> [Given text]:
■ ■ ■

I felt bad. It wasn't such a bad little printer - all it needed was a little love. No, actually, all it needed was some designers with half a brain and a corporation behind it that didn't equate screwing the consumer with dollar signs.

No, really. I was sad. I've always tended to personify objects, to feel they have some sort of life, and some sort of feelings, and I sympathize when one might feel badly. This includes inanimate objects. Not so much rocks and soil and stuff. OK, at least not all the time, because I just don't have the time for that.

Let's say I'm playing Spider Solitaire. I have a ten, nine, and eight showing in one column, and an eight, seven, six and five in another. Since the game is about building sequences of cards, the smart thing to do, of course, is to take the seven through five cards and slap them down onto the other column.

But I feel bad for the eight that I'm robbing of its chance for greatness, and that will end up alone. It wasn't its fault that it was the beginning of the chain - it was, literally, the luck of the draw. It had its little friends, Seven, Six, and Five, and here I am ripping them away to put with a bigger chain, just so I can maybe win a game, which is unlikely, anyway.

And there's always been the helpless victims of my anger that could neither cry out their pain, nor defend themselves in any way more effective than bloodying my knuckles or breaking a bone or two in my hand.

A porcelain bowl, part of a set of my favorite bowls, thrown into a sink. It wasn't as solid as it seemed.

A pen, a windshield, a wall, not mere testaments to the weakness of my control, but things that themselves suffer because of it.

So, when it was all over that night, when the wave passed and receded, and only the regret remained, my little printer sat there with its little cover bashed in. It made a sad little strained sound as its broken little printer head tried to move down its shiny little track, but it hung on a jagged edge. It was beyond repair. I had bought it at a discount for $64.99 at Frye's a few years ago, while I was still unemployed, and newly relocated from the home I had shared with my former girlfriend. We were both refurbished, damaged goods hoping that attempts at mending would make us, if not whole, then worthy of some purpose, of somebody.

■ ■ ■

> [Data to examine]:
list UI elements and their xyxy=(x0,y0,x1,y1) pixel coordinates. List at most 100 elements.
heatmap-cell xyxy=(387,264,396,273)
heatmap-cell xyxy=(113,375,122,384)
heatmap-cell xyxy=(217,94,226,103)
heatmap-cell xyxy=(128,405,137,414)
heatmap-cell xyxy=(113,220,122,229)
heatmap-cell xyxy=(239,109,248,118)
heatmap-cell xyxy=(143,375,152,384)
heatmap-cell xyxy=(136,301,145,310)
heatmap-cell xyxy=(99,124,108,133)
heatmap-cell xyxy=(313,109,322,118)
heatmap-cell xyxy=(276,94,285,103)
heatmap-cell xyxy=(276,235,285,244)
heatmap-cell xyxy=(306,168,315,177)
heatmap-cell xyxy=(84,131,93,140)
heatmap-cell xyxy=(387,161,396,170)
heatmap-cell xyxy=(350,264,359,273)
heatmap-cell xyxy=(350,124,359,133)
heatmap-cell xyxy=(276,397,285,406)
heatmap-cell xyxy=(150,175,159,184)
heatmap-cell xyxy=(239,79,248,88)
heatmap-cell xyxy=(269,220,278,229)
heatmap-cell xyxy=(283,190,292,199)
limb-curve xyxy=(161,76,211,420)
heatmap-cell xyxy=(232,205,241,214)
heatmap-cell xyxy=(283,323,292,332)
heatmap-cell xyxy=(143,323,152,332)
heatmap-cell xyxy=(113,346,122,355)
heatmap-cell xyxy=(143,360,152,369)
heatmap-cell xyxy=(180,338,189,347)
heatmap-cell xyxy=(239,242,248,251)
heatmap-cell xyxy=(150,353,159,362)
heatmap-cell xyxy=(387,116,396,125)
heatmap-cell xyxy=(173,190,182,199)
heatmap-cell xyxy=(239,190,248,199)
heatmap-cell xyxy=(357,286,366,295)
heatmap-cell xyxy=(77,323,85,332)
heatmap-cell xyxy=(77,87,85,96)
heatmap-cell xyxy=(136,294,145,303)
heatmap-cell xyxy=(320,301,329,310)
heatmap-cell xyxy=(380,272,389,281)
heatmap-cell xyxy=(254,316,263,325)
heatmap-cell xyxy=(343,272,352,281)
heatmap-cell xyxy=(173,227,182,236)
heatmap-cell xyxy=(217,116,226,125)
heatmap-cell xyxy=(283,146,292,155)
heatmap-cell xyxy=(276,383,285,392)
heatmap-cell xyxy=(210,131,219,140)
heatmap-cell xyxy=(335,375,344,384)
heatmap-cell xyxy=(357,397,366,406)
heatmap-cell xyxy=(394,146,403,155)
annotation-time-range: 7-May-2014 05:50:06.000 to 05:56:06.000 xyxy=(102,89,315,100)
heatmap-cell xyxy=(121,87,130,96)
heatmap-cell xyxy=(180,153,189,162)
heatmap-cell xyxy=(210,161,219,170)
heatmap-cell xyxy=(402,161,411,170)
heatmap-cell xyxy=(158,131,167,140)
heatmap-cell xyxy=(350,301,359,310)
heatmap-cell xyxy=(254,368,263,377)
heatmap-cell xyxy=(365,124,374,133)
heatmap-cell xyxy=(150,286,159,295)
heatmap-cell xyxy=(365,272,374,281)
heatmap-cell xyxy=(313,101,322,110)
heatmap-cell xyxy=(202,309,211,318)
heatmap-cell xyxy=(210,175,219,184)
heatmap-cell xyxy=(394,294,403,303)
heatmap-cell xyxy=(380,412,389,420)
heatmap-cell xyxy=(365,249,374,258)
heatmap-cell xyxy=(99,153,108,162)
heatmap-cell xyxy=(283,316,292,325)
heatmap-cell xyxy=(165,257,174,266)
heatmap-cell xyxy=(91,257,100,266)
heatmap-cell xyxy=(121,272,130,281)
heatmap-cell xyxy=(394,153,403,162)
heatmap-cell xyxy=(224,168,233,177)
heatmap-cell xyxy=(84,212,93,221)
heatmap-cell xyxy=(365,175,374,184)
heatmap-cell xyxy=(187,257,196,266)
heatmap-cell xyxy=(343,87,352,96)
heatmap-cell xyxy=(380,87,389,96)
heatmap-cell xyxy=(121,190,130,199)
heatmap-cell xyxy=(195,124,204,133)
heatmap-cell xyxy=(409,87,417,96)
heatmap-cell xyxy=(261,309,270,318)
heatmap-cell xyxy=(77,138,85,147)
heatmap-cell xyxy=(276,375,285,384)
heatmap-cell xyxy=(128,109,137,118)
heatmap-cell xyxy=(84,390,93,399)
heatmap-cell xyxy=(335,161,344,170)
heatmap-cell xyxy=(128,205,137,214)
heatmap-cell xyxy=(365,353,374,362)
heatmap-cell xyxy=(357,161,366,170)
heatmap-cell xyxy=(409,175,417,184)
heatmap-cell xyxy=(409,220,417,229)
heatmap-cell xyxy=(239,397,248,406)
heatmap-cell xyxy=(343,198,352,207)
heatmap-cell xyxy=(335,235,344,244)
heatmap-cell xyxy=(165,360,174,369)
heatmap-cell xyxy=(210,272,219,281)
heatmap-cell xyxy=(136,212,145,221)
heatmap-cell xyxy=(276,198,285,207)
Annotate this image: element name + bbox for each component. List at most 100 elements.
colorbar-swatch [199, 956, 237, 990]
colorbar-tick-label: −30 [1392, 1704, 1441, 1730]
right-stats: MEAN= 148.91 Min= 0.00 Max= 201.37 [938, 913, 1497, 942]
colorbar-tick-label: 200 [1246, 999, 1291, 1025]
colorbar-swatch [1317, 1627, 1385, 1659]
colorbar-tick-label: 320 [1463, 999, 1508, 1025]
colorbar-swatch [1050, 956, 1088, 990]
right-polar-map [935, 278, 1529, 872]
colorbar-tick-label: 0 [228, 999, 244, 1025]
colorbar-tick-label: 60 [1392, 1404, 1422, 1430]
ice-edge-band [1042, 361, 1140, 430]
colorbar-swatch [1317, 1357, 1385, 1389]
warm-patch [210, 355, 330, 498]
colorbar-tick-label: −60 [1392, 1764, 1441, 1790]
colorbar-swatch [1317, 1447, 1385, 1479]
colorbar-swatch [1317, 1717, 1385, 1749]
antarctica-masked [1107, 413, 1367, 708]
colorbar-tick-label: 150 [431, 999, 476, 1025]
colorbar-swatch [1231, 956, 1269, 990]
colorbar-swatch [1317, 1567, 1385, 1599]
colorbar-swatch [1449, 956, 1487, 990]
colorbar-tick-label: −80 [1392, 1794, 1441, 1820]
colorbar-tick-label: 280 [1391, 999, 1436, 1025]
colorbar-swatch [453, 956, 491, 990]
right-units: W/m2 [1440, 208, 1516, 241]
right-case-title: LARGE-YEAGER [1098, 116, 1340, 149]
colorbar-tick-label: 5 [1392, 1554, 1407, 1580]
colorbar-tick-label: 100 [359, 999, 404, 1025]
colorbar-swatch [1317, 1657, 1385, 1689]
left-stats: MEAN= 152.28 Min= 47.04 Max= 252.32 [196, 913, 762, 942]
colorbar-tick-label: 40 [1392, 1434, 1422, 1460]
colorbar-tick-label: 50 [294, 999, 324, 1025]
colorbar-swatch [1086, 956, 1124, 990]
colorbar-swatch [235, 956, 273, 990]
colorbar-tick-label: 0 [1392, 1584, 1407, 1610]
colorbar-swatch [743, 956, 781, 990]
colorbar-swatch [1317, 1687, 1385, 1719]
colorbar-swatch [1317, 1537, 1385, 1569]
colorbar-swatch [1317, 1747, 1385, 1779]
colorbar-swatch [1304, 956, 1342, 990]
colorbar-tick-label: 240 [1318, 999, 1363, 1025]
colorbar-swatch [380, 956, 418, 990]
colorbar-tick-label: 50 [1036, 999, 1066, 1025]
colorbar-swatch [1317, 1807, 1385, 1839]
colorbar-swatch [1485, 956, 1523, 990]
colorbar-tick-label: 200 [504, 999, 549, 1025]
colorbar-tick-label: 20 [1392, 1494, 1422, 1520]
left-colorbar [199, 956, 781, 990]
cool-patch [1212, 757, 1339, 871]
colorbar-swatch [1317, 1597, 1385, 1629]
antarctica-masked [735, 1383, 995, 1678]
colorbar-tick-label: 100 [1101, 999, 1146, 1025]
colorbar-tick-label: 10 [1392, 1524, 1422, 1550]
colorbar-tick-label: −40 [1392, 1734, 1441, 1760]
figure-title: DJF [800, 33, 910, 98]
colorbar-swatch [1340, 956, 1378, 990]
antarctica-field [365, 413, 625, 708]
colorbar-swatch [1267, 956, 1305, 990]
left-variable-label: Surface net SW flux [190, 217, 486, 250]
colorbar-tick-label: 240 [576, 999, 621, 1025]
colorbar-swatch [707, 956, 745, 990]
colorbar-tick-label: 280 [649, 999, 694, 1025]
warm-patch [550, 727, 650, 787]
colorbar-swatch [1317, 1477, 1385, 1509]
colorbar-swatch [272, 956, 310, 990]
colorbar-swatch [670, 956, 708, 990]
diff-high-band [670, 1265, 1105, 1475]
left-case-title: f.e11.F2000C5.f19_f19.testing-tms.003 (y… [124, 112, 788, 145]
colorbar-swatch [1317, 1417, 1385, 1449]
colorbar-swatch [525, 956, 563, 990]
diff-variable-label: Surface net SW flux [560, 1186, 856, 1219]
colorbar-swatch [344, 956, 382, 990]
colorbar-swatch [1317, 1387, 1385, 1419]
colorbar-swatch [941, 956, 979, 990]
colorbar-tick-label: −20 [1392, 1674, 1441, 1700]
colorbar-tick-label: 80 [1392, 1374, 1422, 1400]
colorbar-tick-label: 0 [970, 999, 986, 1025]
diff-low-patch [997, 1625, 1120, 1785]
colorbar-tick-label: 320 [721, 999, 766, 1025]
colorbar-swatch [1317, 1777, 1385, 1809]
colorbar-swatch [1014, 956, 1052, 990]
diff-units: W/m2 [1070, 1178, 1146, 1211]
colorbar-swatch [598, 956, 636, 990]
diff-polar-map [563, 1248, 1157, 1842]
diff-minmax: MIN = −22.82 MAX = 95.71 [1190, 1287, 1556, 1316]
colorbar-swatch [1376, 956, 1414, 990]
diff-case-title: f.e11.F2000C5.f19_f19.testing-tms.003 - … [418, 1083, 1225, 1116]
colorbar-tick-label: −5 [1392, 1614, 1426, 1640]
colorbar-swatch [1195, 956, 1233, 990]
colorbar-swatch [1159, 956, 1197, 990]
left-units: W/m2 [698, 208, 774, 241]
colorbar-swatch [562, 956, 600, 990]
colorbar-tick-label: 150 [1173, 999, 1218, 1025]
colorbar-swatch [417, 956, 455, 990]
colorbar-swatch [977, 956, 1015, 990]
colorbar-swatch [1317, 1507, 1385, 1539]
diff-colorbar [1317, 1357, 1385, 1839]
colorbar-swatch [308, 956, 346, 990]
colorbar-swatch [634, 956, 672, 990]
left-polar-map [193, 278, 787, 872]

■ ■ ■

Write out the passage about the broken printer in full, word for word, from its first line to its last.

> [Your response]:
I felt bad. It wasn't such a bad little printer - all it needed was a little love. No, actually, all it needed was some designers with half a brain and a corporation behind it that didn't equate screwing the consumer with dollar signs.

No, really. I was sad. I've always tended to personify objects, to feel they have some sort of life, and some sort of feelings, and I sympathize when one might feel badly. This includes inanimate objects. Not so much rocks and soil and stuff. OK, at least not all the time, because I just don't have the time for that.

Let's say I'm playing Spider Solitaire. I have a ten, nine, and eight showing in one column, and an eight, seven, six and five in another. Since the game is about building sequences of cards, the smart thing to do, of course, is to take the seven through five cards and slap them down onto the other column.

But I feel bad for the eight that I'm robbing of its chance for greatness, and that will end up alone. It wasn't its fault that it was the beginning of the chain - it was, literally, the luck of the draw. It had its little friends, Seven, Six, and Five, and here I am ripping them away to put with a bigger chain, just so I can maybe win a game, which is unlikely, anyway.

And there's always been the helpless victims of my anger that could neither cry out their pain, nor defend themselves in any way more effective than bloodying my knuckles or breaking a bone or two in my hand.

A porcelain bowl, part of a set of my favorite bowls, thrown into a sink. It wasn't as solid as it seemed.

A pen, a windshield, a wall, not mere testaments to the weakness of my control, but things that themselves suffer because of it.

So, when it was all over that night, when the wave passed and receded, and only the regret remained, my little printer sat there with its little cover bashed in. It made a sad little strained sound as its broken little printer head tried to move down its shiny little track, but it hung on a jagged edge. It was beyond repair. I had bought it at a discount for $64.99 at Frye's a few years ago, while I was still unemployed, and newly relocated from the home I had shared with my former girlfriend. We were both refurbished, damaged goods hoping that attempts at mending would make us, if not whole, then worthy of some purpose, of somebody.